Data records
■ ■ ■ ■ ■

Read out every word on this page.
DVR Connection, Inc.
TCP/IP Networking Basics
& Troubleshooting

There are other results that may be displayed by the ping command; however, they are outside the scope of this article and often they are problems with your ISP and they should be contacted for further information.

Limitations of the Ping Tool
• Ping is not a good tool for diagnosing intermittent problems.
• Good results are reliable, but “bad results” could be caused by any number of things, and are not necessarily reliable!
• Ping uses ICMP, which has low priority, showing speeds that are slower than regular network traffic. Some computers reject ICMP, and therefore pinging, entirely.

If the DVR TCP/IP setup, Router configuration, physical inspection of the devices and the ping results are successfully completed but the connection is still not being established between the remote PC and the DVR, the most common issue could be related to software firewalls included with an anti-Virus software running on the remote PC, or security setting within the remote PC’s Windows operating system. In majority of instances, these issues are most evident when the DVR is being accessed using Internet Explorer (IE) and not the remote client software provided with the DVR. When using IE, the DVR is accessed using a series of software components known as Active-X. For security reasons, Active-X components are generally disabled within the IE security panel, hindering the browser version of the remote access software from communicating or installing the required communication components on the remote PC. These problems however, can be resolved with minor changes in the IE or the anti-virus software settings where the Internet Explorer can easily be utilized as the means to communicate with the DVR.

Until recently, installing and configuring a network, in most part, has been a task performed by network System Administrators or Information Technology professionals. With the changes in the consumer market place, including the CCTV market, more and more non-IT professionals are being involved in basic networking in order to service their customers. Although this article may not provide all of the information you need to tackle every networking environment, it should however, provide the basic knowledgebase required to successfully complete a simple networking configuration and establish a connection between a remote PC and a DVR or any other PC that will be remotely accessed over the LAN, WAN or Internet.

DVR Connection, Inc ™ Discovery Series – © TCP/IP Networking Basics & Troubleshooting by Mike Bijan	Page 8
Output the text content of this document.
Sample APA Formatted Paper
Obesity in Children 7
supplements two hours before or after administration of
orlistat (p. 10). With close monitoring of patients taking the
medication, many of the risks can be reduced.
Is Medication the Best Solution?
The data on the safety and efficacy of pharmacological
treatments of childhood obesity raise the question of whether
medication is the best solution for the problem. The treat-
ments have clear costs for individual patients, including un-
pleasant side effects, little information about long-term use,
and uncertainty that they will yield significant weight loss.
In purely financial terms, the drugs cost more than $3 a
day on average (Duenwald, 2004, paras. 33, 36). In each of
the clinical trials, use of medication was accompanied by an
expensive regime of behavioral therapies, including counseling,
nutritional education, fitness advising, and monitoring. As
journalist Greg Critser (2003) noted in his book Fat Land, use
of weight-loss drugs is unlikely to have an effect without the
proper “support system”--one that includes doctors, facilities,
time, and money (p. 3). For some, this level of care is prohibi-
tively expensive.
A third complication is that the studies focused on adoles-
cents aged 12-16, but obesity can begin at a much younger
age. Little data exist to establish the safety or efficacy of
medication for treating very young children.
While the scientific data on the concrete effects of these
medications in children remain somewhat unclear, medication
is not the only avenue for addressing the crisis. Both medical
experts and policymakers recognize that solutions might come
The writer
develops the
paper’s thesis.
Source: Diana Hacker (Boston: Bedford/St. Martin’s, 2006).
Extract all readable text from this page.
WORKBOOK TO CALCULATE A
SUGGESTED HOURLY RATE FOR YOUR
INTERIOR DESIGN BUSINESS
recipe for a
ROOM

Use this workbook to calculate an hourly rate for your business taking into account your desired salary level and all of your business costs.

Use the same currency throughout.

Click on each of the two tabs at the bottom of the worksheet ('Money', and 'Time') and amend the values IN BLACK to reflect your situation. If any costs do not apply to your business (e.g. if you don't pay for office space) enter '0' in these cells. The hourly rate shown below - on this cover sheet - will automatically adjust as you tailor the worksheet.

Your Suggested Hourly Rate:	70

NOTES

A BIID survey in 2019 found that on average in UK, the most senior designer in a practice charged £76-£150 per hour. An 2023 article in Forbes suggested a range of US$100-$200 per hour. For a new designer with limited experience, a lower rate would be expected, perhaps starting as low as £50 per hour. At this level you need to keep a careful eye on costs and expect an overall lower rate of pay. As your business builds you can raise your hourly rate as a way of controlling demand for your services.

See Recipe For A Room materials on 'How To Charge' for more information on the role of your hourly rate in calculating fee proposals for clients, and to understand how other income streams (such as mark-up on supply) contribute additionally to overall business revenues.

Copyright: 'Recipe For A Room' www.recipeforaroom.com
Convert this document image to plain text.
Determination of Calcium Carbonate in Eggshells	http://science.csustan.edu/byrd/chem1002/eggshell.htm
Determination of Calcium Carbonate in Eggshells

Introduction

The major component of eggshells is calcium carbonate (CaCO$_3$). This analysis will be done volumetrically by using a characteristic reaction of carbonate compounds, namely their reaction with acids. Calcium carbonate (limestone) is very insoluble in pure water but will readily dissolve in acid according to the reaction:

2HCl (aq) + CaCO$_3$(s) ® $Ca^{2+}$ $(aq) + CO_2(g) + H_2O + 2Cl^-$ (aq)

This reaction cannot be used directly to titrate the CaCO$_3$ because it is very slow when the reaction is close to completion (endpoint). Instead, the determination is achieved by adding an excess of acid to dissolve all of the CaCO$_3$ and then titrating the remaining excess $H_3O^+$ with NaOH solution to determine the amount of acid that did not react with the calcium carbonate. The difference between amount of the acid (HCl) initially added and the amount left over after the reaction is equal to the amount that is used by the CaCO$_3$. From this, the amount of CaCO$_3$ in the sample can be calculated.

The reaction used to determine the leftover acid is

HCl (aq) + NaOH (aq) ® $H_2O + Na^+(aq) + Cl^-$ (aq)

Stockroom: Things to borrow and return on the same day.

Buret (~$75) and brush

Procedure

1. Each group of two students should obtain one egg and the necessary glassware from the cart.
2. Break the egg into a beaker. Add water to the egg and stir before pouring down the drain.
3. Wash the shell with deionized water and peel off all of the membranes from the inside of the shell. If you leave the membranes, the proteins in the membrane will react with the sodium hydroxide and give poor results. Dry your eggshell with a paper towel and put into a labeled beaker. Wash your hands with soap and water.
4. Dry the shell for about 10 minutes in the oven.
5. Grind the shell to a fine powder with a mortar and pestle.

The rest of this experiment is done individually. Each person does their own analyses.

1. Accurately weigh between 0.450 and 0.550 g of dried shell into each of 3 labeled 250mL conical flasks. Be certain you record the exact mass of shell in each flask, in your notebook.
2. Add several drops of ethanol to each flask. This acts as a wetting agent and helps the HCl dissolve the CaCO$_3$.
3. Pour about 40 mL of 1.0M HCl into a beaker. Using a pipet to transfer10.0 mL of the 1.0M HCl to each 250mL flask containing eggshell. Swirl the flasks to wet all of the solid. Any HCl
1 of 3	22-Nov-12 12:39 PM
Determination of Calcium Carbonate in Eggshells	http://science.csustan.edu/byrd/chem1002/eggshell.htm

■ ■ ■ ■ ■

EXERCISE DESCRIPTION | Return every line of the data above in which "document" appears.

ANSWER AREA |
Output the text content of this document.
Convert this document image to plain text.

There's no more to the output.